■ **Source excerpt**
Since the closure of the company’s Cypriot production facilities, the group’s activities are divided between the UK, where the design and logistics departments are located, and Bulgaria, where the manufacturing takes place.
In total, the group comprises 3 companies, one in the UK, one in Bulgaria and one in Cyprus.
The first phase of the relocation from Cyprus to Bulgaria was announced in 2007; however, the relocation of the entire production process was not completed until 2008. Once the relocation had been completed, the group developed a number of other activities as a result of which the number of staff increased from 300 to 1 200 people.
The two main factors behind the decision to relocate activities to Bulgaria were high and rising labour costs in Cyprus and growing labour shortage. The decision regarding the closure of the production facilities in Cyprus was met in London by the management of the UK company.
In Cyprus were employed mainly women, 80% of whom were aged over 50 years, and many had worked for the company since its inception. When the relocation was imminent, the main concern of the trade unions was to find alternative employment for the redundant staff in other sectors of the economy. Some of them were relocated to Bulgaria. The redundant staff didn`t get any compensation nor the last 2 salaries, because the cypriot company went bankrupt (insolvency).
Before the production units were relocated to Bulgaria, a total of 3 factories were in operation in Cyprus.
Trade union representatives report that the intention to relocate the factory abroad was announced to the employees two months in advance. Nevertheless, the employees had already anticipated such a move since companies in the Cypriot clothing industry had repeatedly expressed the view that they needed to relocate jobs to lower labour-cost countries. The main focus was therefore on ensuring appropriate compensation for the workers concerned, on the basis of the relevant legislation. The closure of the factory was completed in a single phase.
Although no specific public support was given, other than that was normally available to unemployed people, trade union representatives consider that 90% of the workers who lost their jobs succeeded in finding work in other economic sectors – a fact related to the low unemployment in the Cyprus economy. However, while many workers were absorbed by the services sector – working as cleaners, for example – they often found pay levels to be significantly lower than in their former jobs.

■ **Entries shown**

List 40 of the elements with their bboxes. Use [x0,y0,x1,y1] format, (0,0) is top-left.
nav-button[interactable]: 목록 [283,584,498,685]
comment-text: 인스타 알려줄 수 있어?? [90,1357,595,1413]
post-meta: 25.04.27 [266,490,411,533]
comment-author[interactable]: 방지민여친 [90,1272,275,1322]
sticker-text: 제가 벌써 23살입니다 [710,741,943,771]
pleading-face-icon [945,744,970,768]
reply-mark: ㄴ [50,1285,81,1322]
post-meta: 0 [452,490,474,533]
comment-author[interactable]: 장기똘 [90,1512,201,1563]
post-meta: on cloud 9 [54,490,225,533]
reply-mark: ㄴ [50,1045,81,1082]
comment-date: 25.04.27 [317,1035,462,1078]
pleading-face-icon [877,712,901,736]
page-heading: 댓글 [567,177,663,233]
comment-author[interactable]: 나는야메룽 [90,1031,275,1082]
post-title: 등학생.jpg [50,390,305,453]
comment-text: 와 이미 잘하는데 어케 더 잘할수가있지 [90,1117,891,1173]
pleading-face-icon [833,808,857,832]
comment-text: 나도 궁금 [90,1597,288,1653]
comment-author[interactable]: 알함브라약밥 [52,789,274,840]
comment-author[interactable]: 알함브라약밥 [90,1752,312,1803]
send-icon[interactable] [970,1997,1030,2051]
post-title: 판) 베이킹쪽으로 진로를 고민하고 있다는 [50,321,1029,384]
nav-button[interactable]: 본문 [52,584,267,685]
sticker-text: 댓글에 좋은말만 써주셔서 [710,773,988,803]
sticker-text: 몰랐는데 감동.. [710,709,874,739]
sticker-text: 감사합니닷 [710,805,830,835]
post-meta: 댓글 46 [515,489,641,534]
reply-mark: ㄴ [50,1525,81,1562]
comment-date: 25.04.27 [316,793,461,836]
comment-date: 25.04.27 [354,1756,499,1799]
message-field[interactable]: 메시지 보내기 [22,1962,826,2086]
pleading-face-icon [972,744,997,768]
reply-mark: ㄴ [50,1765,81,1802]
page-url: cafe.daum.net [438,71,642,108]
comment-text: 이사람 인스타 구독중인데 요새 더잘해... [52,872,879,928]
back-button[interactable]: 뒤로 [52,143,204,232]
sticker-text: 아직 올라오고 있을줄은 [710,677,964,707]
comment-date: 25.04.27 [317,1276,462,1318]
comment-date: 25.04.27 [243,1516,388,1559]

■ **Directions**
A. Can you write out the relocation excerpt from "The two main" up to and including "operation in Cyprus."?
B. Answer these questions from the relocation excerpt:
(i) In which country are the group's design and logistics departments located?
(ii) After the relocation was completed, what did the number of staff rise from, and to what?
(iii) According to trade union representatives, how far in advance were employees told of the intention to relocate the factory abroad?

■ **Written answers**
A.
The two main factors behind the decision to relocate activities to Bulgaria were high and rising labour costs in Cyprus and growing labour shortage. The decision regarding the closure of the production facilities in Cyprus was met in London by the management of the UK company.
In Cyprus were employed mainly women, 80% of whom were aged over 50 years, and many had worked for the company since its inception. When the relocation was imminent, the main concern of the trade unions was to find alternative employment for the redundant staff in other sectors of the economy. Some of them were relocated to Bulgaria. The redundant staff didn`t get any compensation nor the last 2 salaries, because the cypriot company went bankrupt (insolvency).
Before the production units were relocated to Bulgaria, a total of 3 factories were in operation in Cyprus.

B.
(i) The UK.
(ii) From 300 to 1 200 people.
(iii) Two months in advance.